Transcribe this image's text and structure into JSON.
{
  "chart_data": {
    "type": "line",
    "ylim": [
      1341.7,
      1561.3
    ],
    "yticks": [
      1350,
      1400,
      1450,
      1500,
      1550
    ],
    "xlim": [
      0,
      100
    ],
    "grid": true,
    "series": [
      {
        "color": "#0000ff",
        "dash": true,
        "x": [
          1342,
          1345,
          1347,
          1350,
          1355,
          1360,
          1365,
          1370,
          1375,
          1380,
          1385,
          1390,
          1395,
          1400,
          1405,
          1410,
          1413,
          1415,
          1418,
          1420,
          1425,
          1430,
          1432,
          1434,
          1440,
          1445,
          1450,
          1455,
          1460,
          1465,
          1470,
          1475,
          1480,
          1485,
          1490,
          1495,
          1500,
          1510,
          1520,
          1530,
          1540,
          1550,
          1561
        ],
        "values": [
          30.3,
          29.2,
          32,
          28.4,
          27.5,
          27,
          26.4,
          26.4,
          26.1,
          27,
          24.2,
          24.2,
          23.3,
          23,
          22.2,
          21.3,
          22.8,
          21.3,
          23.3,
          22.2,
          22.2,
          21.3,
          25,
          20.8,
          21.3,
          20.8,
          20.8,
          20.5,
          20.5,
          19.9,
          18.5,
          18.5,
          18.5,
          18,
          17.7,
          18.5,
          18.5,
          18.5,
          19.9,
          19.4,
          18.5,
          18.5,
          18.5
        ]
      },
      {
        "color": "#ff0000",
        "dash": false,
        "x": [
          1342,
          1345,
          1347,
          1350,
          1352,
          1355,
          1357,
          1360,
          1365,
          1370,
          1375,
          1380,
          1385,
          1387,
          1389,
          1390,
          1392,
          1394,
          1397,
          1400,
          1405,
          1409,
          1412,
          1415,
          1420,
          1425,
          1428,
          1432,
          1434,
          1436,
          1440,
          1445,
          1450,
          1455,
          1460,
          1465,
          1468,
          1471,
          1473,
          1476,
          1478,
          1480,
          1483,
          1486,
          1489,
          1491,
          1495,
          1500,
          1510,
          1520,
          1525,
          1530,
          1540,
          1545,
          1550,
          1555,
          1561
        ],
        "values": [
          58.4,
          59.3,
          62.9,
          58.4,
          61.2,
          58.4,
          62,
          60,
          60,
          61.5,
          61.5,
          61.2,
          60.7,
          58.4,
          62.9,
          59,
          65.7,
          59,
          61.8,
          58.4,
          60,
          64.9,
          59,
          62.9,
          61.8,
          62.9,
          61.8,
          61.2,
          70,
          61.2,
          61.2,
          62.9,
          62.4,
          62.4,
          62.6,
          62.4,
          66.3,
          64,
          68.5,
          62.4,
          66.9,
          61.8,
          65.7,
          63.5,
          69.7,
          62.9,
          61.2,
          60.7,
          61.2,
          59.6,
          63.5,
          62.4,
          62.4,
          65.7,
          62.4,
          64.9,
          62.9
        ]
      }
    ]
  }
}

——————

Brief: Exactly reproduce the material above.

Full answer:
Transcribe this image's text and structure into JSON.
{
  "chart_data": {
    "type": "line",
    "ylim": [
      1341.7,
      1561.3
    ],
    "yticks": [
      1350,
      1400,
      1450,
      1500,
      1550
    ],
    "xlim": [
      0,
      100
    ],
    "grid": true,
    "series": [
      {
        "color": "#0000ff",
        "dash": true,
        "x": [
          1342,
          1345,
          1347,
          1350,
          1355,
          1360,
          1365,
          1370,
          1375,
          1380,
          1385,
          1390,
          1395,
          1400,
          1405,
          1410,
          1413,
          1415,
          1418,
          1420,
          1425,
          1430,
          1432,
          1434,
          1440,
          1445,
          1450,
          1455,
          1460,
          1465,
          1470,
          1475,
          1480,
          1485,
          1490,
          1495,
          1500,
          1510,
          1520,
          1530,
          1540,
          1550,
          1561
        ],
        "values": [
          30.3,
          29.2,
          32,
          28.4,
          27.5,
          27,
          26.4,
          26.4,
          26.1,
          27,
          24.2,
          24.2,
          23.3,
          23,
          22.2,
          21.3,
          22.8,
          21.3,
          23.3,
          22.2,
          22.2,
          21.3,
          25,
          20.8,
          21.3,
          20.8,
          20.8,
          20.5,
          20.5,
          19.9,
          18.5,
          18.5,
          18.5,
          18,
          17.7,
          18.5,
          18.5,
          18.5,
          19.9,
          19.4,
          18.5,
          18.5,
          18.5
        ]
      },
      {
        "color": "#ff0000",
        "dash": false,
        "x": [
          1342,
          1345,
          1347,
          1350,
          1352,
          1355,
          1357,
          1360,
          1365,
          1370,
          1375,
          1380,
          1385,
          1387,
          1389,
          1390,
          1392,
          1394,
          1397,
          1400,
          1405,
          1409,
          1412,
          1415,
          1420,
          1425,
          1428,
          1432,
          1434,
          1436,
          1440,
          1445,
          1450,
          1455,
          1460,
          1465,
          1468,
          1471,
          1473,
          1476,
          1478,
          1480,
          1483,
          1486,
          1489,
          1491,
          1495,
          1500,
          1510,
          1520,
          1525,
          1530,
          1540,
          1545,
          1550,
          1555,
          1561
        ],
        "values": [
          58.4,
          59.3,
          62.9,
          58.4,
          61.2,
          58.4,
          62,
          60,
          60,
          61.5,
          61.5,
          61.2,
          60.7,
          58.4,
          62.9,
          59,
          65.7,
          59,
          61.8,
          58.4,
          60,
          64.9,
          59,
          62.9,
          61.8,
          62.9,
          61.8,
          61.2,
          70,
          61.2,
          61.2,
          62.9,
          62.4,
          62.4,
          62.6,
          62.4,
          66.3,
          64,
          68.5,
          62.4,
          66.9,
          61.8,
          65.7,
          63.5,
          69.7,
          62.9,
          61.2,
          60.7,
          61.2,
          59.6,
          63.5,
          62.4,
          62.4,
          65.7,
          62.4,
          64.9,
          62.9
        ]
      }
    ]
  }
}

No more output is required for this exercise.